Write out the entries again exactly as they are given.

[start of Data to process]

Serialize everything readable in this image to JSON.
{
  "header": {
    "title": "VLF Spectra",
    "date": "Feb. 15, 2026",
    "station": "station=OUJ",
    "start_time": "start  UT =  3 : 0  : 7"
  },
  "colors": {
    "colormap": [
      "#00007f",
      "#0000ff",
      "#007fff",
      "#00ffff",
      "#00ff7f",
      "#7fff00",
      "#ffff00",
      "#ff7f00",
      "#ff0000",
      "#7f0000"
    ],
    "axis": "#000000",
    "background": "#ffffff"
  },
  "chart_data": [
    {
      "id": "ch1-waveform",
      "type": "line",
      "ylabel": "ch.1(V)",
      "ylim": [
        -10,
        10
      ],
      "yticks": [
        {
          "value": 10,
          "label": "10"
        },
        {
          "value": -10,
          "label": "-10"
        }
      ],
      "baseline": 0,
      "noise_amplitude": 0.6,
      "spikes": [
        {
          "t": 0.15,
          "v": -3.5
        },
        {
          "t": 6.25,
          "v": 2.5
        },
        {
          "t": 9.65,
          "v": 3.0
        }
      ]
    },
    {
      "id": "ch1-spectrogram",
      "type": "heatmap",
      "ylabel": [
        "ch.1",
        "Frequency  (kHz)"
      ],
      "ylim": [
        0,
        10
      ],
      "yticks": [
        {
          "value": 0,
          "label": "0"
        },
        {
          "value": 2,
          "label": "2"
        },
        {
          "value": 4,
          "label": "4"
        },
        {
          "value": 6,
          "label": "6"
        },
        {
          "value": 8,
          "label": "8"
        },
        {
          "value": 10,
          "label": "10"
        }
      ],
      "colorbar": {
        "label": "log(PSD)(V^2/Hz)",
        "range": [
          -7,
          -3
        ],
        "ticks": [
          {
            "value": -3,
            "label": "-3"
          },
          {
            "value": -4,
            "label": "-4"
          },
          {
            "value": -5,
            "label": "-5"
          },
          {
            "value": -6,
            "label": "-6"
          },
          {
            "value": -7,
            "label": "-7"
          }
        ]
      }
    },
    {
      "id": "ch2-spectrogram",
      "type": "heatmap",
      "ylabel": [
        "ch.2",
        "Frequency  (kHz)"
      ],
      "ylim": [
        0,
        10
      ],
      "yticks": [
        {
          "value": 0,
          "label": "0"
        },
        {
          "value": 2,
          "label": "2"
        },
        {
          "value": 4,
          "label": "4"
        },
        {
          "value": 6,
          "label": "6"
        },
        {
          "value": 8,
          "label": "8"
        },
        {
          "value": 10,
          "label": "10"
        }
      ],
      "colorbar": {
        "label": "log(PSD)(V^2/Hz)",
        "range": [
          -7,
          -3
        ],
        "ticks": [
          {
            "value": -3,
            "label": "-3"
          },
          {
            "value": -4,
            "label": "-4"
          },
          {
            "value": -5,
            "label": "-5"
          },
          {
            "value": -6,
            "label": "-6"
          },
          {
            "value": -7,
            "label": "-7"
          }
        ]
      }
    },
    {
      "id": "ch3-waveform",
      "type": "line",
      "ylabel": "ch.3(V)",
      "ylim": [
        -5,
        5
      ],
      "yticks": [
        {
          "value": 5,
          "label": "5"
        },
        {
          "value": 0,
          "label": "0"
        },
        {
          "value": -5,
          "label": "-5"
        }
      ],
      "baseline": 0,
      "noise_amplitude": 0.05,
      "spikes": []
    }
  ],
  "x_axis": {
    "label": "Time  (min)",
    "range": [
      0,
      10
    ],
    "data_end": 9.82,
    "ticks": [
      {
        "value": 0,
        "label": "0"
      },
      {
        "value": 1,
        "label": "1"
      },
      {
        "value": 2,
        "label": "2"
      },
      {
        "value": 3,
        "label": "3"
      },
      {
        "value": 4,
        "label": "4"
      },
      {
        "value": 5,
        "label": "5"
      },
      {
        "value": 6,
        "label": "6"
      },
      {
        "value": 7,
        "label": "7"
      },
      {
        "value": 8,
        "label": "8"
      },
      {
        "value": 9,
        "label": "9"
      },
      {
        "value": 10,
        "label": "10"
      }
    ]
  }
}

[end of Data to process]

→ **Answer for the task**:
Serialize everything readable in this image to JSON.
{
  "header": {
    "title": "VLF Spectra",
    "date": "Feb. 15, 2026",
    "station": "station=OUJ",
    "start_time": "start  UT =  3 : 0  : 7"
  },
  "colors": {
    "colormap": [
      "#00007f",
      "#0000ff",
      "#007fff",
      "#00ffff",
      "#00ff7f",
      "#7fff00",
      "#ffff00",
      "#ff7f00",
      "#ff0000",
      "#7f0000"
    ],
    "axis": "#000000",
    "background": "#ffffff"
  },
  "chart_data": [
    {
      "id": "ch1-waveform",
      "type": "line",
      "ylabel": "ch.1(V)",
      "ylim": [
        -10,
        10
      ],
      "yticks": [
        {
          "value": 10,
          "label": "10"
        },
        {
          "value": -10,
          "label": "-10"
        }
      ],
      "baseline": 0,
      "noise_amplitude": 0.6,
      "spikes": [
        {
          "t": 0.15,
          "v": -3.5
        },
        {
          "t": 6.25,
          "v": 2.5
        },
        {
          "t": 9.65,
          "v": 3.0
        }
      ]
    },
    {
      "id": "ch1-spectrogram",
      "type": "heatmap",
      "ylabel": [
        "ch.1",
        "Frequency  (kHz)"
      ],
      "ylim": [
        0,
        10
      ],
      "yticks": [
        {
          "value": 0,
          "label": "0"
        },
        {
          "value": 2,
          "label": "2"
        },
        {
          "value": 4,
          "label": "4"
        },
        {
          "value": 6,
          "label": "6"
        },
        {
          "value": 8,
          "label": "8"
        },
        {
          "value": 10,
          "label": "10"
        }
      ],
      "colorbar": {
        "label": "log(PSD)(V^2/Hz)",
        "range": [
          -7,
          -3
        ],
        "ticks": [
          {
            "value": -3,
            "label": "-3"
          },
          {
            "value": -4,
            "label": "-4"
          },
          {
            "value": -5,
            "label": "-5"
          },
          {
            "value": -6,
            "label": "-6"
          },
          {
            "value": -7,
            "label": "-7"
          }
        ]
      }
    },
    {
      "id": "ch2-spectrogram",
      "type": "heatmap",
      "ylabel": [
        "ch.2",
        "Frequency  (kHz)"
      ],
      "ylim": [
        0,
        10
      ],
      "yticks": [
        {
          "value": 0,
          "label": "0"
        },
        {
          "value": 2,
          "label": "2"
        },
        {
          "value": 4,
          "label": "4"
        },
        {
          "value": 6,
          "label": "6"
        },
        {
          "value": 8,
          "label": "8"
        },
        {
          "value": 10,
          "label": "10"
        }
      ],
      "colorbar": {
        "label": "log(PSD)(V^2/Hz)",
        "range": [
          -7,
          -3
        ],
        "ticks": [
          {
            "value": -3,
            "label": "-3"
          },
          {
            "value": -4,
            "label": "-4"
          },
          {
            "value": -5,
            "label": "-5"
          },
          {
            "value": -6,
            "label": "-6"
          },
          {
            "value": -7,
            "label": "-7"
          }
        ]
      }
    },
    {
      "id": "ch3-waveform",
      "type": "line",
      "ylabel": "ch.3(V)",
      "ylim": [
        -5,
        5
      ],
      "yticks": [
        {
          "value": 5,
          "label": "5"
        },
        {
          "value": 0,
          "label": "0"
        },
        {
          "value": -5,
          "label": "-5"
        }
      ],
      "baseline": 0,
      "noise_amplitude": 0.05,
      "spikes": []
    }
  ],
  "x_axis": {
    "label": "Time  (min)",
    "range": [
      0,
      10
    ],
    "data_end": 9.82,
    "ticks": [
      {
        "value": 0,
        "label": "0"
      },
      {
        "value": 1,
        "label": "1"
      },
      {
        "value": 2,
        "label": "2"
      },
      {
        "value": 3,
        "label": "3"
      },
      {
        "value": 4,
        "label": "4"
      },
      {
        "value": 5,
        "label": "5"
      },
      {
        "value": 6,
        "label": "6"
      },
      {
        "value": 7,
        "label": "7"
      },
      {
        "value": 8,
        "label": "8"
      },
      {
        "value": 9,
        "label": "9"
      },
      {
        "value": 10,
        "label": "10"
      }
    ]
  }
}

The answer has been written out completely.